▶ **Set task**: Below are some entries. Copy each line that holds the string "Kamera".

▶ **Input for this task**:
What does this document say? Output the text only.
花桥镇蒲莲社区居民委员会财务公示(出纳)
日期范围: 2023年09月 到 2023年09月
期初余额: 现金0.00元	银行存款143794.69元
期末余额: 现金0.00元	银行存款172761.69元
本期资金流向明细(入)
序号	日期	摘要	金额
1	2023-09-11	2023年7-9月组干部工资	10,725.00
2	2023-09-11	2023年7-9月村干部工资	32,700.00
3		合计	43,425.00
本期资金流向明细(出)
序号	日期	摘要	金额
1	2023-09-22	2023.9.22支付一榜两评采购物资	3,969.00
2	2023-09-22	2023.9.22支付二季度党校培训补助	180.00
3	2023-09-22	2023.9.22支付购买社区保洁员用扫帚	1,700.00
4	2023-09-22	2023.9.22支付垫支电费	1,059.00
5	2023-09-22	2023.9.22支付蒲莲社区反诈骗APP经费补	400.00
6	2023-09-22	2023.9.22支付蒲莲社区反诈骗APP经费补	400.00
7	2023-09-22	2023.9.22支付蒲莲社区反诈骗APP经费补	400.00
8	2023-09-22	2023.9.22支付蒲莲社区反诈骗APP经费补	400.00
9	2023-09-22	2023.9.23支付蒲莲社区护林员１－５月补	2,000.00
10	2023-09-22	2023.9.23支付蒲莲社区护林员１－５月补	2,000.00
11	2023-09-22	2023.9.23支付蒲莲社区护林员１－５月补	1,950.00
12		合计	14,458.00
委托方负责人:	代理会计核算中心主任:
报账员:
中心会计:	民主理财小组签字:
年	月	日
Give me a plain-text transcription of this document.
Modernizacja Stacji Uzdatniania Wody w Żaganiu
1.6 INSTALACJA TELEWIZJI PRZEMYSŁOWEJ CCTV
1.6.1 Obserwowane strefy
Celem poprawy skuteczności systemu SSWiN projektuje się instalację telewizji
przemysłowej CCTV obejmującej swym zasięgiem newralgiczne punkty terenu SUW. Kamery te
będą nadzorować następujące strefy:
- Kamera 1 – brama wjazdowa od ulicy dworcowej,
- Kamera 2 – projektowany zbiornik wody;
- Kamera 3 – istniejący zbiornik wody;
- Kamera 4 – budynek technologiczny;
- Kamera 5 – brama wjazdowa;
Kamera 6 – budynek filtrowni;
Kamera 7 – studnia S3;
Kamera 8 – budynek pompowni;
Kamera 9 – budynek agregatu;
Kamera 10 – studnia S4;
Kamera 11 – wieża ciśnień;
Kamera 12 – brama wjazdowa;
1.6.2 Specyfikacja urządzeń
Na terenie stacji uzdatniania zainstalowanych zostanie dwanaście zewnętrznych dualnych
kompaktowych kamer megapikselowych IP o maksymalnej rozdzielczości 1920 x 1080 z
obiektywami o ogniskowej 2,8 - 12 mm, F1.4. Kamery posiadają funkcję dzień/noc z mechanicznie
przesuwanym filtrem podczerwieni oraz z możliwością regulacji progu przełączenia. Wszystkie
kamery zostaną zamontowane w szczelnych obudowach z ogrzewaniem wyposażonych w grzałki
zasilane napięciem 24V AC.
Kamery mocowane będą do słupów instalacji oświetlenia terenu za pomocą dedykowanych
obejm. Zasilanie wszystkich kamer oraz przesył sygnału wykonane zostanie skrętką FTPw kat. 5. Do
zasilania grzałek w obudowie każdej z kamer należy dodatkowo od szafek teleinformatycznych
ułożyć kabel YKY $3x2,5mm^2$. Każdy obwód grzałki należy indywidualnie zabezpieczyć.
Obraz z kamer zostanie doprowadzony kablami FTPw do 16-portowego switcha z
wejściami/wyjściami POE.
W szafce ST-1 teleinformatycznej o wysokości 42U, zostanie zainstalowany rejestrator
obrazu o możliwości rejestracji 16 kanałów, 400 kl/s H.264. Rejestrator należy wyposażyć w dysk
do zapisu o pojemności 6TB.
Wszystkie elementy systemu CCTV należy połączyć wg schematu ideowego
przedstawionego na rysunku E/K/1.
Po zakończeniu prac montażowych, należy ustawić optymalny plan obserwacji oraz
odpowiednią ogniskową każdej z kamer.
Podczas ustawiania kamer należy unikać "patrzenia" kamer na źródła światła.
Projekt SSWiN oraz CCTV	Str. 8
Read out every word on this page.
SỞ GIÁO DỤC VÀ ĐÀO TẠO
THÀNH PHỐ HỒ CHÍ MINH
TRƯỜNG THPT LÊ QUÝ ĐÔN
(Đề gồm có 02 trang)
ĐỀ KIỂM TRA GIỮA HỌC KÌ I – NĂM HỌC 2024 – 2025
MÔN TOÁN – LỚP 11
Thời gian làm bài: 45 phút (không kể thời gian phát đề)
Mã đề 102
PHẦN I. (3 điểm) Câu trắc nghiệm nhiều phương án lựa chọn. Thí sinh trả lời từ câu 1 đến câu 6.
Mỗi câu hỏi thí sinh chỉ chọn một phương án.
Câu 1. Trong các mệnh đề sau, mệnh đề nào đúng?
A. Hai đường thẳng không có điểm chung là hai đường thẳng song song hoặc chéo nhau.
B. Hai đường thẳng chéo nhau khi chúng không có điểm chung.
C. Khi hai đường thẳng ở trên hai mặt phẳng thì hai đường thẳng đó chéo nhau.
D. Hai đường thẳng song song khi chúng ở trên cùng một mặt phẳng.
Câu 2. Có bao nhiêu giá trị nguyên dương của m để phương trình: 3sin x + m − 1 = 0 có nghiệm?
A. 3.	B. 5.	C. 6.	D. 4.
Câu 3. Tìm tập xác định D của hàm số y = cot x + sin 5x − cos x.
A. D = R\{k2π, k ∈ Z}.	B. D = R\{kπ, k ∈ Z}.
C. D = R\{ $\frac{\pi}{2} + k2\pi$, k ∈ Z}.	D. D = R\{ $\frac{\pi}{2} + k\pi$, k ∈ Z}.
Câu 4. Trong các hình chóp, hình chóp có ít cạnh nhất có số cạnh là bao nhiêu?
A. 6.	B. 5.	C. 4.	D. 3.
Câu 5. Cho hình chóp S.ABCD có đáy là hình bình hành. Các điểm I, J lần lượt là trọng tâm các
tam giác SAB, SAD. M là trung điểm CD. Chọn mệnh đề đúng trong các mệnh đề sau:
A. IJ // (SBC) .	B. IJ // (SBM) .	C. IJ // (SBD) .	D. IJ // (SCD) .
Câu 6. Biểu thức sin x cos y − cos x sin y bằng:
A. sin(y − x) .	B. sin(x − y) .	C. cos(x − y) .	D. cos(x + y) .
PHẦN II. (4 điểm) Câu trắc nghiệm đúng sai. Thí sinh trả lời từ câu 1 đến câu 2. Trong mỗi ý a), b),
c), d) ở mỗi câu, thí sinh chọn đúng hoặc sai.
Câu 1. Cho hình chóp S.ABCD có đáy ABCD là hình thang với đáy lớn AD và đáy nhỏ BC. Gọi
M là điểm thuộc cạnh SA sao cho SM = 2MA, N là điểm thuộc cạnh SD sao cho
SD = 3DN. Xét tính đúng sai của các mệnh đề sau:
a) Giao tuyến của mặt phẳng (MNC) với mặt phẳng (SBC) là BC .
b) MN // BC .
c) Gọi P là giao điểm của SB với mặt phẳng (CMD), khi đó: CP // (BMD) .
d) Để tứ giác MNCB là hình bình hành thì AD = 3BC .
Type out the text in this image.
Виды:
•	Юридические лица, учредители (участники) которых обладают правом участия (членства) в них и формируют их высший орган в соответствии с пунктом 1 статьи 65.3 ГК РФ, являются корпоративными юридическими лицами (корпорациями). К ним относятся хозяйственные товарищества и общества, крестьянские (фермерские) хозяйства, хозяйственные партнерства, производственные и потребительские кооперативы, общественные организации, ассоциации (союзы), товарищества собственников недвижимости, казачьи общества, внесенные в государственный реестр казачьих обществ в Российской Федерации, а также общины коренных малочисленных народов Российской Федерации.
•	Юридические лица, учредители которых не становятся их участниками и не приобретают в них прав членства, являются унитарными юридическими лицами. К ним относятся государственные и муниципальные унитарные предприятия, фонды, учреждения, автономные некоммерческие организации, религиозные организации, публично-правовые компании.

▶ **Reply**:
- Kamera 1 – brama wjazdowa od ulicy dworcowej,
- Kamera 2 – projektowany zbiornik wody;
- Kamera 3 – istniejący zbiornik wody;
- Kamera 4 – budynek technologiczny;
- Kamera 5 – brama wjazdowa;
Kamera 6 – budynek filtrowni;
Kamera 7 – studnia S3;
Kamera 8 – budynek pompowni;
Kamera 9 – budynek agregatu;
Kamera 10 – studnia S4;
Kamera 11 – wieża ciśnień;
Kamera 12 – brama wjazdowa;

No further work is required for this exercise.